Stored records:

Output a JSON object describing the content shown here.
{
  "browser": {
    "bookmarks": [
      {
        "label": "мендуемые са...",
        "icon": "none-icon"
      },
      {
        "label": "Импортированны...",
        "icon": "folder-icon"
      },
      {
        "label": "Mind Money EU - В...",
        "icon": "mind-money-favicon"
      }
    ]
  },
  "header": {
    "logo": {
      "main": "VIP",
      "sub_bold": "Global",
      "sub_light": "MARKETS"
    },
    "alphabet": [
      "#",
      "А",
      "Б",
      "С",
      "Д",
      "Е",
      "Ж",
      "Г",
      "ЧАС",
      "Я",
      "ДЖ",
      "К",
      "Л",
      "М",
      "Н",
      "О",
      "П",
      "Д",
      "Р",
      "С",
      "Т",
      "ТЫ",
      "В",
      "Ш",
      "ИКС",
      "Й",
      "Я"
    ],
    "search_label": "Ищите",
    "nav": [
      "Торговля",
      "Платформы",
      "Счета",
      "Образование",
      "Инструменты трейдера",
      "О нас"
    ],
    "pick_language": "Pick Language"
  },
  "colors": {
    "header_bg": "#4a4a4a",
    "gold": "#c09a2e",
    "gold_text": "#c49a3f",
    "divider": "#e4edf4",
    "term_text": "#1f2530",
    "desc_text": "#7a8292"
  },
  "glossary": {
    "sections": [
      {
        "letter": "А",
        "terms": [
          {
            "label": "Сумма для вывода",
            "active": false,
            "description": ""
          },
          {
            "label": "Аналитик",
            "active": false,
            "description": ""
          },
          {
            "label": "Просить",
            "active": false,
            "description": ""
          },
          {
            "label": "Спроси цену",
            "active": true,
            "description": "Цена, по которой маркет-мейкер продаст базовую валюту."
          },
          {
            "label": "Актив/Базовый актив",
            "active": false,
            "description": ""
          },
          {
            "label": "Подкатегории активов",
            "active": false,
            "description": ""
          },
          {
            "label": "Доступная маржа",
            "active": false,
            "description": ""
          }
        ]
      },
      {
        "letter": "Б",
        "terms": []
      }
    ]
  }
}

▶ **Stated exercise**
Word for word, extract all the records.

▶ **Reply to the task**
Output a JSON object describing the content shown here.
{
  "browser": {
    "bookmarks": [
      {
        "label": "мендуемые са...",
        "icon": "none-icon"
      },
      {
        "label": "Импортированны...",
        "icon": "folder-icon"
      },
      {
        "label": "Mind Money EU - В...",
        "icon": "mind-money-favicon"
      }
    ]
  },
  "header": {
    "logo": {
      "main": "VIP",
      "sub_bold": "Global",
      "sub_light": "MARKETS"
    },
    "alphabet": [
      "#",
      "А",
      "Б",
      "С",
      "Д",
      "Е",
      "Ж",
      "Г",
      "ЧАС",
      "Я",
      "ДЖ",
      "К",
      "Л",
      "М",
      "Н",
      "О",
      "П",
      "Д",
      "Р",
      "С",
      "Т",
      "ТЫ",
      "В",
      "Ш",
      "ИКС",
      "Й",
      "Я"
    ],
    "search_label": "Ищите",
    "nav": [
      "Торговля",
      "Платформы",
      "Счета",
      "Образование",
      "Инструменты трейдера",
      "О нас"
    ],
    "pick_language": "Pick Language"
  },
  "colors": {
    "header_bg": "#4a4a4a",
    "gold": "#c09a2e",
    "gold_text": "#c49a3f",
    "divider": "#e4edf4",
    "term_text": "#1f2530",
    "desc_text": "#7a8292"
  },
  "glossary": {
    "sections": [
      {
        "letter": "А",
        "terms": [
          {
            "label": "Сумма для вывода",
            "active": false,
            "description": ""
          },
          {
            "label": "Аналитик",
            "active": false,
            "description": ""
          },
          {
            "label": "Просить",
            "active": false,
            "description": ""
          },
          {
            "label": "Спроси цену",
            "active": true,
            "description": "Цена, по которой маркет-мейкер продаст базовую валюту."
          },
          {
            "label": "Актив/Базовый актив",
            "active": false,
            "description": ""
          },
          {
            "label": "Подкатегории активов",
            "active": false,
            "description": ""
          },
          {
            "label": "Доступная маржа",
            "active": false,
            "description": ""
          }
        ]
      },
      {
        "letter": "Б",
        "terms": []
      }
    ]
  }
}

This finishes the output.